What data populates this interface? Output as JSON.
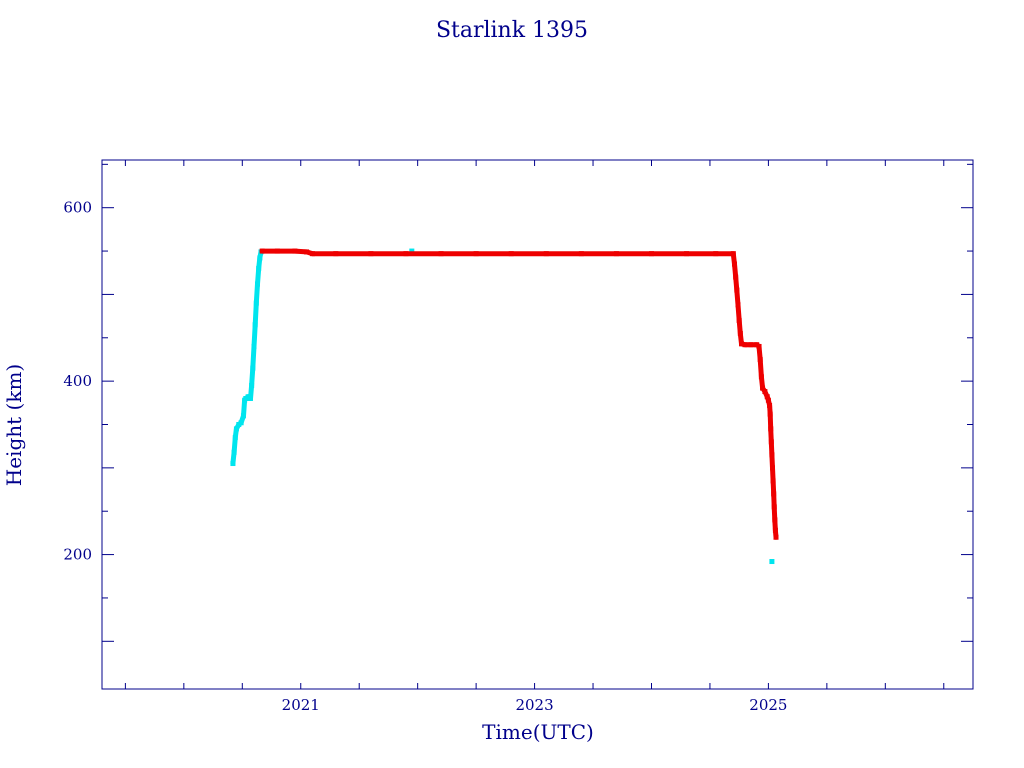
{
  "chart_data": {
    "type": "scatter",
    "title": "Starlink 1395",
    "xlabel": "Time(UTC)",
    "ylabel": "Height (km)",
    "xlim": [
      2019.3,
      2026.75
    ],
    "ylim": [
      45,
      655
    ],
    "x_ticks": [
      {
        "value": 2021,
        "label": "2021"
      },
      {
        "value": 2023,
        "label": "2023"
      },
      {
        "value": 2025,
        "label": "2025"
      }
    ],
    "y_ticks": [
      {
        "value": 200,
        "label": "200"
      },
      {
        "value": 400,
        "label": "400"
      },
      {
        "value": 600,
        "label": "600"
      }
    ],
    "grid": false,
    "colors": {
      "axes": "#00008b",
      "raising": "#00e5ee",
      "operational": "#ee0000"
    },
    "series": [
      {
        "color": "#00e5ee",
        "points": [
          [
            2020.42,
            305
          ],
          [
            2020.43,
            318
          ],
          [
            2020.44,
            335
          ],
          [
            2020.45,
            345
          ],
          [
            2020.47,
            350
          ],
          [
            2020.49,
            352
          ],
          [
            2020.51,
            360
          ],
          [
            2020.52,
            378
          ],
          [
            2020.53,
            380
          ],
          [
            2020.55,
            382
          ],
          [
            2020.57,
            380
          ],
          [
            2020.58,
            395
          ],
          [
            2020.59,
            415
          ],
          [
            2020.6,
            440
          ],
          [
            2020.61,
            465
          ],
          [
            2020.62,
            490
          ],
          [
            2020.63,
            512
          ],
          [
            2020.64,
            530
          ],
          [
            2020.65,
            542
          ],
          [
            2020.66,
            549
          ],
          [
            2021.95,
            550
          ],
          [
            2025.03,
            192
          ]
        ]
      },
      {
        "color": "#ee0000",
        "points": [
          [
            2020.67,
            550
          ],
          [
            2020.8,
            550
          ],
          [
            2020.95,
            550
          ],
          [
            2021.05,
            549
          ],
          [
            2021.1,
            547
          ],
          [
            2021.3,
            547
          ],
          [
            2021.6,
            547
          ],
          [
            2021.9,
            547
          ],
          [
            2022.2,
            547
          ],
          [
            2022.5,
            547
          ],
          [
            2022.8,
            547
          ],
          [
            2023.1,
            547
          ],
          [
            2023.4,
            547
          ],
          [
            2023.7,
            547
          ],
          [
            2024.0,
            547
          ],
          [
            2024.3,
            547
          ],
          [
            2024.55,
            547
          ],
          [
            2024.7,
            547
          ],
          [
            2024.71,
            535
          ],
          [
            2024.72,
            520
          ],
          [
            2024.73,
            505
          ],
          [
            2024.74,
            488
          ],
          [
            2024.75,
            470
          ],
          [
            2024.76,
            455
          ],
          [
            2024.77,
            443
          ],
          [
            2024.8,
            442
          ],
          [
            2024.85,
            442
          ],
          [
            2024.9,
            442
          ],
          [
            2024.92,
            440
          ],
          [
            2024.93,
            425
          ],
          [
            2024.94,
            405
          ],
          [
            2024.95,
            392
          ],
          [
            2024.97,
            388
          ],
          [
            2024.99,
            382
          ],
          [
            2025.0,
            378
          ],
          [
            2025.01,
            372
          ],
          [
            2025.015,
            362
          ],
          [
            2025.02,
            345
          ],
          [
            2025.025,
            330
          ],
          [
            2025.03,
            315
          ],
          [
            2025.035,
            300
          ],
          [
            2025.04,
            285
          ],
          [
            2025.045,
            270
          ],
          [
            2025.05,
            255
          ],
          [
            2025.055,
            240
          ],
          [
            2025.06,
            228
          ],
          [
            2025.065,
            220
          ]
        ]
      }
    ]
  }
}
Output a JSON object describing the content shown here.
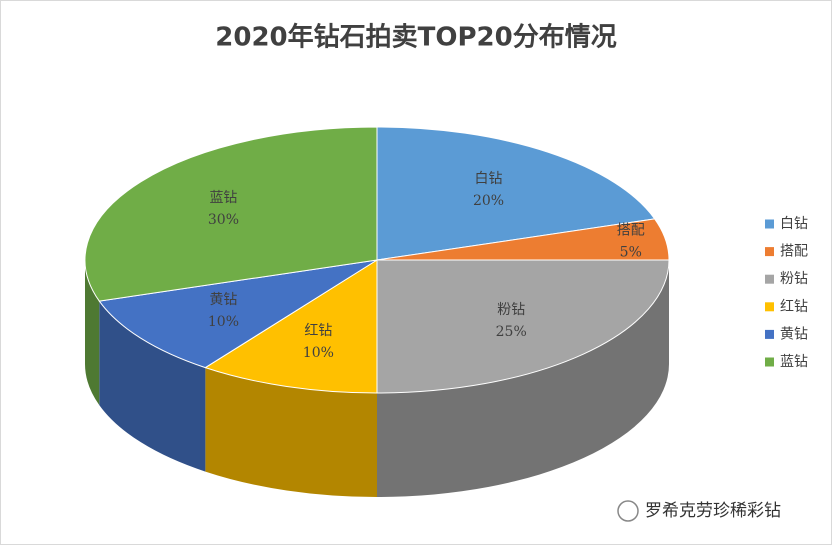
{
  "chart_data": {
    "type": "pie3d",
    "title": "2020年钻石拍卖TOP20分布情况",
    "categories": [
      "白钻",
      "搭配",
      "粉钻",
      "红钻",
      "黄钻",
      "蓝钻"
    ],
    "values": [
      20,
      5,
      25,
      10,
      10,
      30
    ],
    "value_labels": [
      "20%",
      "5%",
      "25%",
      "10%",
      "10%",
      "30%"
    ],
    "colors": [
      "#5b9bd5",
      "#ed7d31",
      "#a5a5a5",
      "#ffc000",
      "#4472c4",
      "#70ad47"
    ],
    "legend": "right",
    "watermark": "罗希克劳珍稀彩钻"
  }
}
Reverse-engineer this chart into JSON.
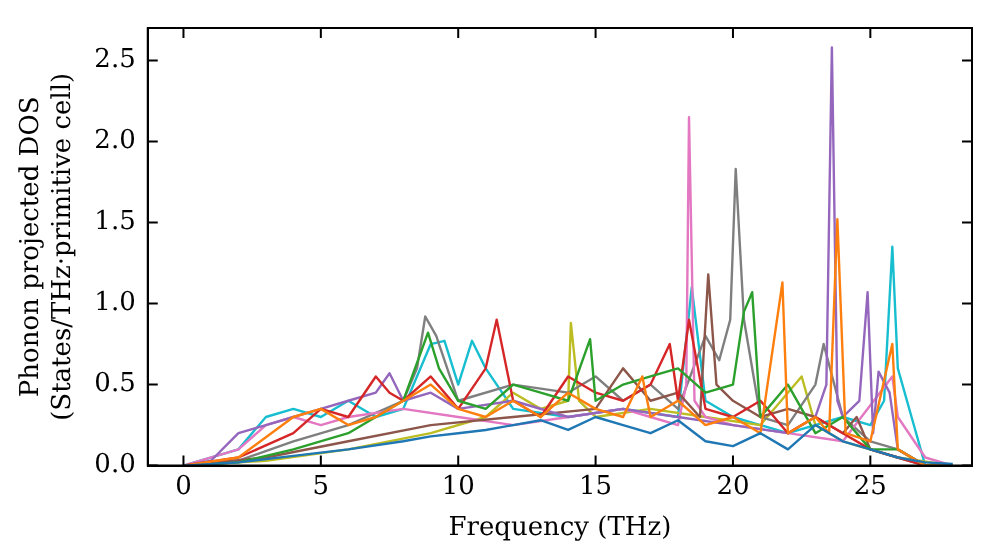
{
  "chart_data": {
    "type": "line",
    "xlabel": "Frequency (THz)",
    "ylabel": "Phonon projected DOS\n(States/THz·primitive cell)",
    "xlim": [
      -1.3,
      28.7
    ],
    "ylim": [
      0,
      2.7
    ],
    "xticks": [
      0,
      5,
      10,
      15,
      20,
      25
    ],
    "yticks": [
      {
        "value": 0,
        "label": "0.0"
      },
      0.5,
      {
        "value": 1,
        "label": "1.0"
      },
      1.5,
      {
        "value": 2,
        "label": "2.0"
      },
      2.5
    ],
    "grid": false,
    "legend": false,
    "marker": "none",
    "line_style": "solid",
    "series": [
      {
        "color": "#1f77b4",
        "x": [
          0,
          2,
          4,
          6,
          8,
          9,
          10,
          11,
          12,
          13,
          14,
          15,
          16,
          17,
          18,
          19,
          20,
          21,
          22,
          23,
          24,
          25,
          26,
          27,
          28
        ],
        "values": [
          0,
          0.02,
          0.06,
          0.1,
          0.15,
          0.18,
          0.2,
          0.22,
          0.25,
          0.28,
          0.22,
          0.3,
          0.25,
          0.2,
          0.28,
          0.15,
          0.12,
          0.2,
          0.1,
          0.25,
          0.15,
          0.1,
          0.05,
          0.02,
          0.01
        ]
      },
      {
        "color": "#ff7f0e",
        "x": [
          0,
          2,
          4,
          5,
          6,
          7,
          8,
          9,
          10,
          11,
          12,
          13,
          14,
          15,
          16,
          16.7,
          17,
          18,
          19,
          20,
          21,
          21.8,
          22,
          23,
          23.5,
          23.8,
          24.1,
          25,
          25.8,
          26,
          27,
          28
        ],
        "values": [
          0,
          0.05,
          0.3,
          0.35,
          0.25,
          0.3,
          0.4,
          0.5,
          0.35,
          0.3,
          0.4,
          0.3,
          0.45,
          0.35,
          0.3,
          0.55,
          0.3,
          0.4,
          0.25,
          0.3,
          0.2,
          1.13,
          0.2,
          0.3,
          0.2,
          1.52,
          0.2,
          0.15,
          0.75,
          0.1,
          0,
          0
        ]
      },
      {
        "color": "#2ca02c",
        "x": [
          0,
          2,
          4,
          6,
          7,
          8,
          8.9,
          9.3,
          10,
          11,
          12,
          13,
          14,
          14.8,
          15,
          16,
          17,
          18,
          19,
          20,
          20.4,
          20.7,
          21,
          22,
          23,
          24,
          25,
          26,
          27,
          28
        ],
        "values": [
          0,
          0.02,
          0.1,
          0.2,
          0.3,
          0.4,
          0.82,
          0.6,
          0.4,
          0.35,
          0.5,
          0.45,
          0.4,
          0.78,
          0.4,
          0.5,
          0.55,
          0.6,
          0.45,
          0.5,
          0.95,
          1.07,
          0.3,
          0.5,
          0.2,
          0.3,
          0.1,
          0.1,
          0,
          0
        ]
      },
      {
        "color": "#d62728",
        "x": [
          0,
          2,
          4,
          5,
          6,
          7,
          7.5,
          8,
          9,
          10,
          11,
          11.4,
          12,
          13,
          14,
          15,
          16,
          17,
          17.7,
          18,
          18.4,
          19,
          20,
          21,
          22,
          23,
          24,
          25,
          26,
          27,
          28
        ],
        "values": [
          0,
          0.05,
          0.2,
          0.35,
          0.3,
          0.55,
          0.45,
          0.4,
          0.55,
          0.35,
          0.6,
          0.9,
          0.4,
          0.3,
          0.55,
          0.45,
          0.4,
          0.5,
          0.75,
          0.4,
          0.9,
          0.35,
          0.3,
          0.4,
          0.2,
          0.3,
          0.2,
          0.1,
          0.05,
          0,
          0
        ]
      },
      {
        "color": "#9467bd",
        "x": [
          0,
          1,
          2,
          3,
          4,
          5,
          6,
          7,
          7.5,
          8,
          9,
          10,
          12,
          14,
          16,
          18,
          20,
          22,
          23,
          23.4,
          23.6,
          23.8,
          24,
          24.6,
          24.9,
          25.1,
          25.3,
          25.7,
          26,
          27,
          28
        ],
        "values": [
          0,
          0.03,
          0.2,
          0.25,
          0.3,
          0.35,
          0.4,
          0.45,
          0.57,
          0.4,
          0.45,
          0.35,
          0.4,
          0.3,
          0.35,
          0.3,
          0.25,
          0.2,
          0.3,
          0.5,
          2.58,
          0.4,
          0.3,
          0.4,
          1.07,
          0.2,
          0.58,
          0.45,
          0.1,
          0,
          0
        ]
      },
      {
        "color": "#8c564b",
        "x": [
          0,
          3,
          6,
          9,
          12,
          15,
          16,
          17,
          18,
          18.8,
          19.1,
          19.4,
          20,
          21,
          22,
          23,
          24,
          24.5,
          25,
          26,
          27,
          28
        ],
        "values": [
          0,
          0.05,
          0.15,
          0.25,
          0.3,
          0.35,
          0.6,
          0.4,
          0.45,
          0.3,
          1.18,
          0.5,
          0.4,
          0.3,
          0.35,
          0.3,
          0.2,
          0.3,
          0.1,
          0.05,
          0,
          0
        ]
      },
      {
        "color": "#e377c2",
        "x": [
          0,
          2,
          3,
          4,
          5,
          6,
          8,
          10,
          12,
          14,
          16,
          17,
          18,
          18.3,
          18.4,
          18.6,
          19,
          20,
          22,
          24,
          25.8,
          26,
          27,
          28
        ],
        "values": [
          0,
          0.1,
          0.25,
          0.3,
          0.25,
          0.3,
          0.35,
          0.3,
          0.25,
          0.3,
          0.35,
          0.3,
          0.25,
          0.5,
          2.15,
          0.4,
          0.3,
          0.25,
          0.2,
          0.15,
          0.55,
          0.3,
          0.05,
          0
        ]
      },
      {
        "color": "#7f7f7f",
        "x": [
          0,
          2,
          4,
          6,
          8,
          8.5,
          8.8,
          9.2,
          10,
          12,
          14,
          15,
          16,
          17,
          18,
          19,
          19.5,
          19.9,
          20.1,
          20.4,
          21,
          22,
          23,
          23.3,
          24,
          25,
          26,
          27,
          28
        ],
        "values": [
          0,
          0.03,
          0.15,
          0.25,
          0.4,
          0.6,
          0.92,
          0.8,
          0.4,
          0.5,
          0.45,
          0.55,
          0.4,
          0.5,
          0.35,
          0.8,
          0.65,
          0.9,
          1.83,
          0.9,
          0.3,
          0.25,
          0.5,
          0.75,
          0.3,
          0.15,
          0.1,
          0,
          0
        ]
      },
      {
        "color": "#bcbd22",
        "x": [
          0,
          3,
          6,
          9,
          11,
          12,
          13,
          14,
          14.1,
          14.4,
          15,
          17,
          19,
          21,
          22.5,
          23,
          24,
          26,
          28
        ],
        "values": [
          0,
          0.03,
          0.1,
          0.2,
          0.3,
          0.45,
          0.35,
          0.4,
          0.88,
          0.4,
          0.3,
          0.35,
          0.3,
          0.25,
          0.55,
          0.25,
          0.15,
          0.05,
          0
        ]
      },
      {
        "color": "#17becf",
        "x": [
          0,
          2,
          3,
          4,
          5,
          6,
          7,
          8,
          9,
          9.5,
          10,
          10.5,
          11,
          12,
          14,
          16,
          18,
          18.5,
          19,
          20,
          22,
          24,
          25,
          25.5,
          25.8,
          26,
          26.5,
          27,
          28
        ],
        "values": [
          0,
          0.1,
          0.3,
          0.35,
          0.3,
          0.4,
          0.3,
          0.35,
          0.75,
          0.77,
          0.5,
          0.77,
          0.6,
          0.35,
          0.3,
          0.35,
          0.3,
          1.1,
          0.4,
          0.3,
          0.2,
          0.3,
          0.25,
          0.4,
          1.35,
          0.6,
          0.3,
          0,
          0
        ]
      }
    ]
  }
}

- [What is being asked] Report how many lines of the data hold the string "Output"; give only the number.

- [Response to this task] 2